To be done
Find every line in the records below that holds the word "Продавцы", and copy it out.

Material for this exercise

┄┄┄┄┄┄┄┄┄┄

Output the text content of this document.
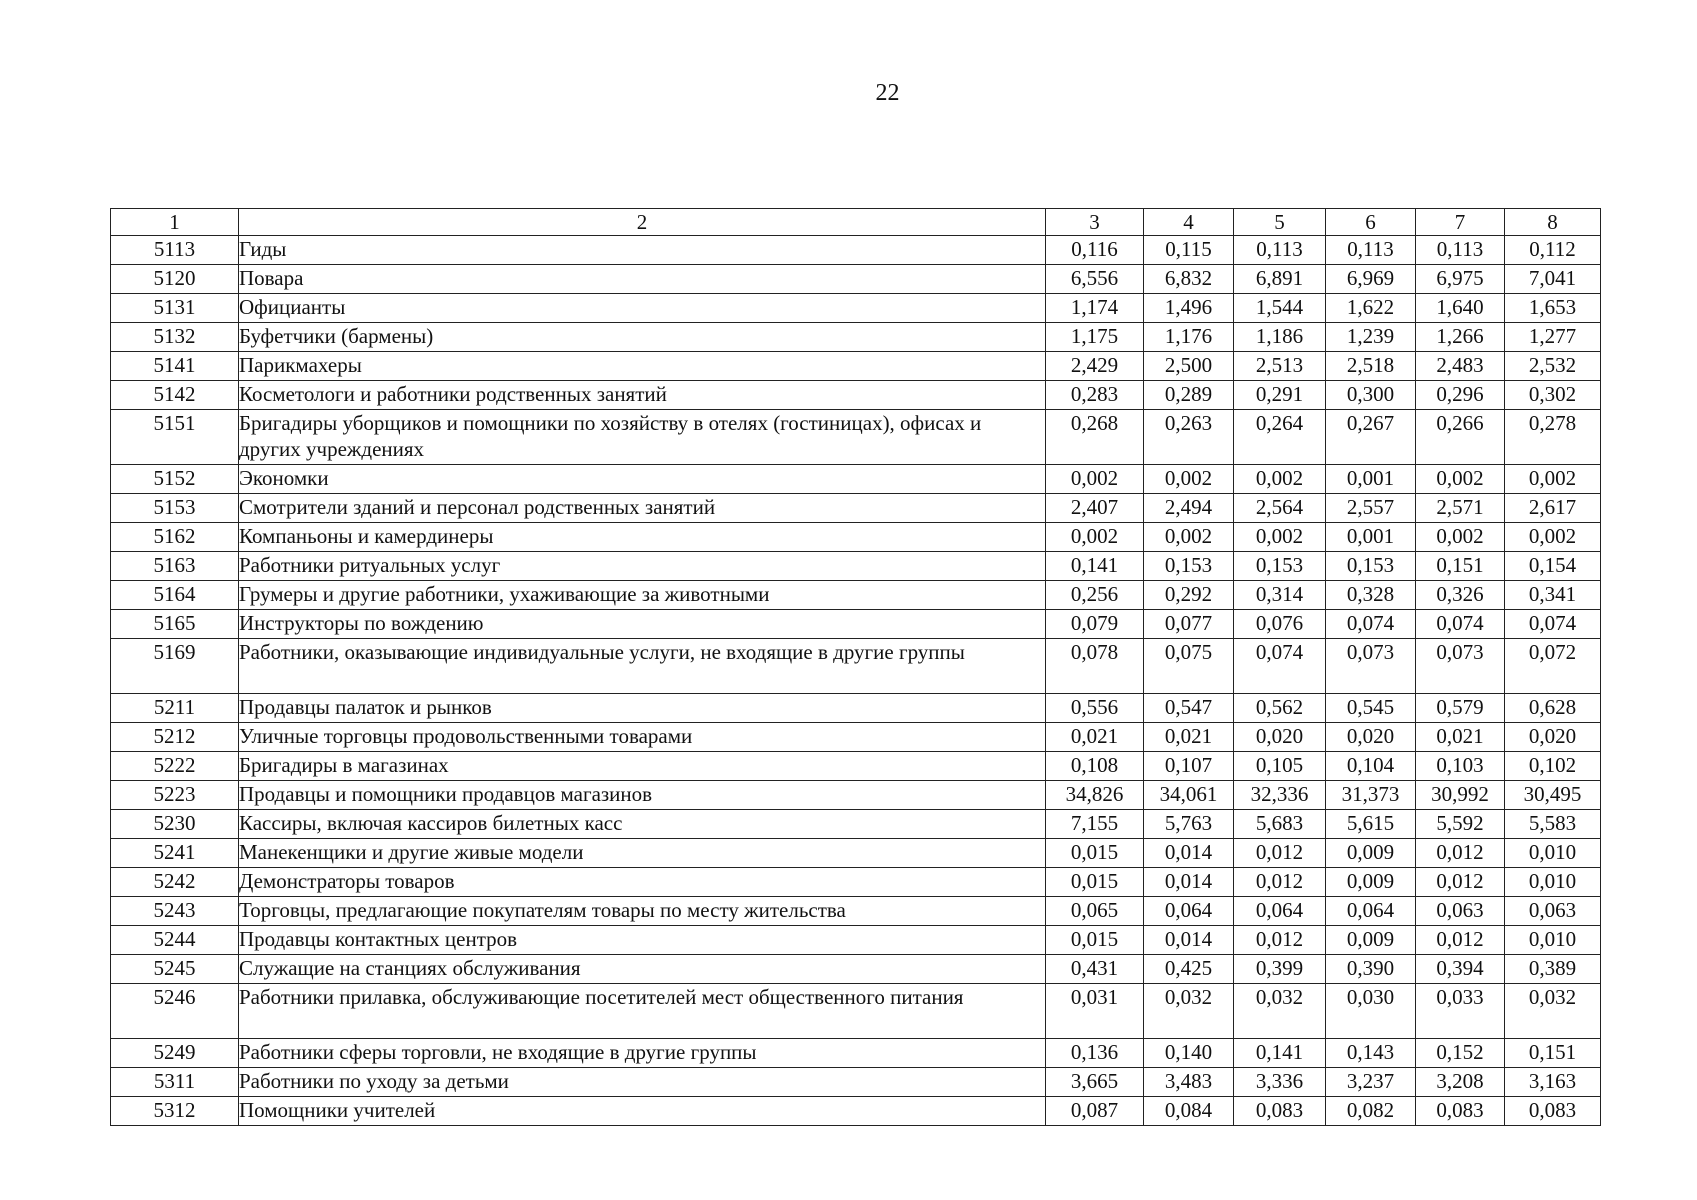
22
1	2	3	4	5	6	7	8
5113	Гиды	0,116	0,115	0,113	0,113	0,113	0,112
5120	Повара	6,556	6,832	6,891	6,969	6,975	7,041
5131	Официанты	1,174	1,496	1,544	1,622	1,640	1,653
5132	Буфетчики (бармены)	1,175	1,176	1,186	1,239	1,266	1,277
5141	Парикмахеры	2,429	2,500	2,513	2,518	2,483	2,532
5142	Косметологи и работники родственных занятий	0,283	0,289	0,291	0,300	0,296	0,302
5151	Бригадиры уборщиков и помощники по хозяйству в отелях (гостиницах), офисах и других учреждениях	0,268	0,263	0,264	0,267	0,266	0,278
5152	Экономки	0,002	0,002	0,002	0,001	0,002	0,002
5153	Смотрители зданий и персонал родственных занятий	2,407	2,494	2,564	2,557	2,571	2,617
5162	Компаньоны и камердинеры	0,002	0,002	0,002	0,001	0,002	0,002
5163	Работники ритуальных услуг	0,141	0,153	0,153	0,153	0,151	0,154
5164	Грумеры и другие работники, ухаживающие за животными	0,256	0,292	0,314	0,328	0,326	0,341
5165	Инструкторы по вождению	0,079	0,077	0,076	0,074	0,074	0,074
5169	Работники, оказывающие индивидуальные услуги, не входящие в другие группы	0,078	0,075	0,074	0,073	0,073	0,072
5211	Продавцы палаток и рынков	0,556	0,547	0,562	0,545	0,579	0,628
5212	Уличные торговцы продовольственными товарами	0,021	0,021	0,020	0,020	0,021	0,020
5222	Бригадиры в магазинах	0,108	0,107	0,105	0,104	0,103	0,102
5223	Продавцы и помощники продавцов магазинов	34,826	34,061	32,336	31,373	30,992	30,495
5230	Кассиры, включая кассиров билетных касс	7,155	5,763	5,683	5,615	5,592	5,583
5241	Манекенщики и другие живые модели	0,015	0,014	0,012	0,009	0,012	0,010
5242	Демонстраторы товаров	0,015	0,014	0,012	0,009	0,012	0,010
5243	Торговцы, предлагающие покупателям товары по месту жительства	0,065	0,064	0,064	0,064	0,063	0,063
5244	Продавцы контактных центров	0,015	0,014	0,012	0,009	0,012	0,010
5245	Служащие на станциях обслуживания	0,431	0,425	0,399	0,390	0,394	0,389
5246	Работники прилавка, обслуживающие посетителей мест общественного питания	0,031	0,032	0,032	0,030	0,033	0,032
5249	Работники сферы торговли, не входящие в другие группы	0,136	0,140	0,141	0,143	0,152	0,151
5311	Работники по уходу за детьми	3,665	3,483	3,336	3,237	3,208	3,163
5312	Помощники учителей	0,087	0,084	0,083	0,082	0,083	0,083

┄┄┄┄┄┄┄┄┄┄

Result of this task
5211	Продавцы палаток и рынков	0,556	0,547	0,562	0,545	0,579	0,628
5223	Продавцы и помощники продавцов магазинов	34,826	34,061	32,336	31,373	30,992	30,495
5244	Продавцы контактных центров	0,015	0,014	0,012	0,009	0,012	0,010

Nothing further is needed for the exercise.